■ Текстовый блок:
------------------------------

Час спустя и мы сели в седло. Нас было 12 человек: генерального штаба генерал-маиор Баев, управляющий туркестанским таможенным округом Г. Б. Кайзер, несколько чиновников его ведомства, производитель геодезических работ при ташкентской обсерватории подполковник З. и еще два офицера, добровольно присоединившиеся в экспедиции, один – художник, другой – пишущий эти строки. Четырнадцать нижних чинов оренбургского казачьего войска составляли конвой экспедиции, скорее для её большей представительности и для услуг её участникам, чем ради охраны от несуществующих врагов; несколько человек конюхов, джигитов и повар дополняли наш небольшой отряд. Чрез три перехода нас должны были нагнать еще доктор, топограф и генерального штаба капитан Ф., имевший обширную и интересную инструкцию для изучения посещаемых экспедицией стран.

------------------------------

■ Ваши задания:
a) Воспроизведите без изменений фрагмент отрывка об экспедиции, начиная со слов «Час спустя и» и продолжая вплоть до слов «посещаемых экспедицией стран.».
b) Объясните в одном–трёх предложениях, зачем, согласно отрывку об экспедиции, экспедицию сопровождал конвой из нижних чинов оренбургского казачьего войска.
Записи, идущие далее, представляют собой самостоятельный материал.

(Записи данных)
------------------------------

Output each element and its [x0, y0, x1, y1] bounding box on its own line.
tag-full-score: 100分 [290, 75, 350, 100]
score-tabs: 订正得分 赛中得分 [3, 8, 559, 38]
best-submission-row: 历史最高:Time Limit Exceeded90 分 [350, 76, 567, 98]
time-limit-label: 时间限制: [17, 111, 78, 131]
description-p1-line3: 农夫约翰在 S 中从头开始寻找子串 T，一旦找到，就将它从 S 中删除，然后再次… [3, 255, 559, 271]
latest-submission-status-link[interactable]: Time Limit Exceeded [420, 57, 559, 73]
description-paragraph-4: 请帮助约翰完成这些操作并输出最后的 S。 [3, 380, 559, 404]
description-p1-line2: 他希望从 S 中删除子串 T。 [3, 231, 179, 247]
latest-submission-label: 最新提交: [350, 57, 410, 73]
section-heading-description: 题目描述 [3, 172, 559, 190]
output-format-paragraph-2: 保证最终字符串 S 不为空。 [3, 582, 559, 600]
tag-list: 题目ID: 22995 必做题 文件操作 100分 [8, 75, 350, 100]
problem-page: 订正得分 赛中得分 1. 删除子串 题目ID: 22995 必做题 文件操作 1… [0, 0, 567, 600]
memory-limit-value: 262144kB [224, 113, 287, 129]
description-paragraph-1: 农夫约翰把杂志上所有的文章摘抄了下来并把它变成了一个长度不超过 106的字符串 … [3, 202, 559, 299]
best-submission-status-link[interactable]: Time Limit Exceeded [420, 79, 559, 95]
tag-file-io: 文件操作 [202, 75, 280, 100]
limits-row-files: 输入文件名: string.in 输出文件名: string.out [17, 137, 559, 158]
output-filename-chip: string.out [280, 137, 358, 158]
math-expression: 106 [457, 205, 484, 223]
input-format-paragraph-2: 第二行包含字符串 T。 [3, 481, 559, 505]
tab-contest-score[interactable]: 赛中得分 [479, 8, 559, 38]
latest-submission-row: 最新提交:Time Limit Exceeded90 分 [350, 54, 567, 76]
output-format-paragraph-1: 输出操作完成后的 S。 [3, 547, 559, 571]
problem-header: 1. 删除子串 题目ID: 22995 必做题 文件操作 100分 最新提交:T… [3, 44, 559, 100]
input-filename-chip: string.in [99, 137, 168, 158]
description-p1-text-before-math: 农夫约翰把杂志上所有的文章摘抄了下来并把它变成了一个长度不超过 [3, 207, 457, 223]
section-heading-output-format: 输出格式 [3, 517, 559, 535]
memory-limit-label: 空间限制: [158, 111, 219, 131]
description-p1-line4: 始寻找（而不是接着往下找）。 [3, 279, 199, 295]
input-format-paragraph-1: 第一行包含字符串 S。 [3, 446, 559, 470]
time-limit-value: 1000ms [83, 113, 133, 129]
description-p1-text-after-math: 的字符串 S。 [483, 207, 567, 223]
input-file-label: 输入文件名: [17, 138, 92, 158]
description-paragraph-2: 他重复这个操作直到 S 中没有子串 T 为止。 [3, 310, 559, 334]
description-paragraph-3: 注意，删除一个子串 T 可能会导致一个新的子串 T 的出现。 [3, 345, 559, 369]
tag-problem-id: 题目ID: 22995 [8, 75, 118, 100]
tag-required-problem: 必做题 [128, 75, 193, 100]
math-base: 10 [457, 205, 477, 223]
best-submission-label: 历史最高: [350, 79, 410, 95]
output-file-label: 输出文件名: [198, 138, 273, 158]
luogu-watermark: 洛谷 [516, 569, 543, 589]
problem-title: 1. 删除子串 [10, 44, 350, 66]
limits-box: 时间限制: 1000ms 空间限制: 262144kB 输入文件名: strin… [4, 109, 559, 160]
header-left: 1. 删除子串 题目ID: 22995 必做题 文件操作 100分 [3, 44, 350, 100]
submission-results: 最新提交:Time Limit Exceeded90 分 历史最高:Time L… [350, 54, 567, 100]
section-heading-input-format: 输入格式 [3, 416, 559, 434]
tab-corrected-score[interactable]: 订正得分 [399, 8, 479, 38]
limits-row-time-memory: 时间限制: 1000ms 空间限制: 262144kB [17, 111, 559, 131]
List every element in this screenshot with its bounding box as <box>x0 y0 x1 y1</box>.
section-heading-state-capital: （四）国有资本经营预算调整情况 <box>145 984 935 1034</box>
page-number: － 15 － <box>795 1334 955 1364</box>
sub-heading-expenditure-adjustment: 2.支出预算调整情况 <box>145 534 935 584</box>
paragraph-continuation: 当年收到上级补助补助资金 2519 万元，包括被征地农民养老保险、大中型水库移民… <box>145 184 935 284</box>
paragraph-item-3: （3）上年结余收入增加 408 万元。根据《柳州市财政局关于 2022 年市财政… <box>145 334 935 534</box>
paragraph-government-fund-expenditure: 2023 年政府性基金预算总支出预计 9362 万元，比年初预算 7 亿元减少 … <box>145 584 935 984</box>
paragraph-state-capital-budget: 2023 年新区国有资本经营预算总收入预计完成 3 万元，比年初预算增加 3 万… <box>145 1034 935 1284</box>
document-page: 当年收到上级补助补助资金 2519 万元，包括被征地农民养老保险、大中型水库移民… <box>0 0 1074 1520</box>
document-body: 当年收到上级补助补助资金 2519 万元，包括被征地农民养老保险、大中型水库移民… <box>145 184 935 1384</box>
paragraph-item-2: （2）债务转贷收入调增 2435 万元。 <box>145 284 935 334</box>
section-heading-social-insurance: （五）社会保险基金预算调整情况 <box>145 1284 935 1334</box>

------------------------------

■ Выполненные задания:
a)
Час спустя и мы сели в седло. Нас было 12 человек: генерального штаба генерал-маиор Баев, управляющий туркестанским таможенным округом Г. Б. Кайзер, несколько чиновников его ведомства, производитель геодезических работ при ташкентской обсерватории подполковник З. и еще два офицера, добровольно присоединившиеся в экспедиции, один – художник, другой – пишущий эти строки. Четырнадцать нижних чинов оренбургского казачьего войска составляли конвой экспедиции, скорее для её большей представительности и для услуг её участникам, чем ради охраны от несуществующих врагов; несколько человек конюхов, джигитов и повар дополняли наш небольшой отряд. Чрез три перехода нас должны были нагнать еще доктор, топограф и генерального штаба капитан Ф., имевший обширную и интересную инструкцию для изучения посещаемых экспедицией стран.

b) Четырнадцать нижних чинов оренбургского казачьего войска сопровождали экспедицию скорее для её большей представительности и для услуг её участникам. Охранять её было не от кого, поскольку врагов, как сказано в тексте, не существовало.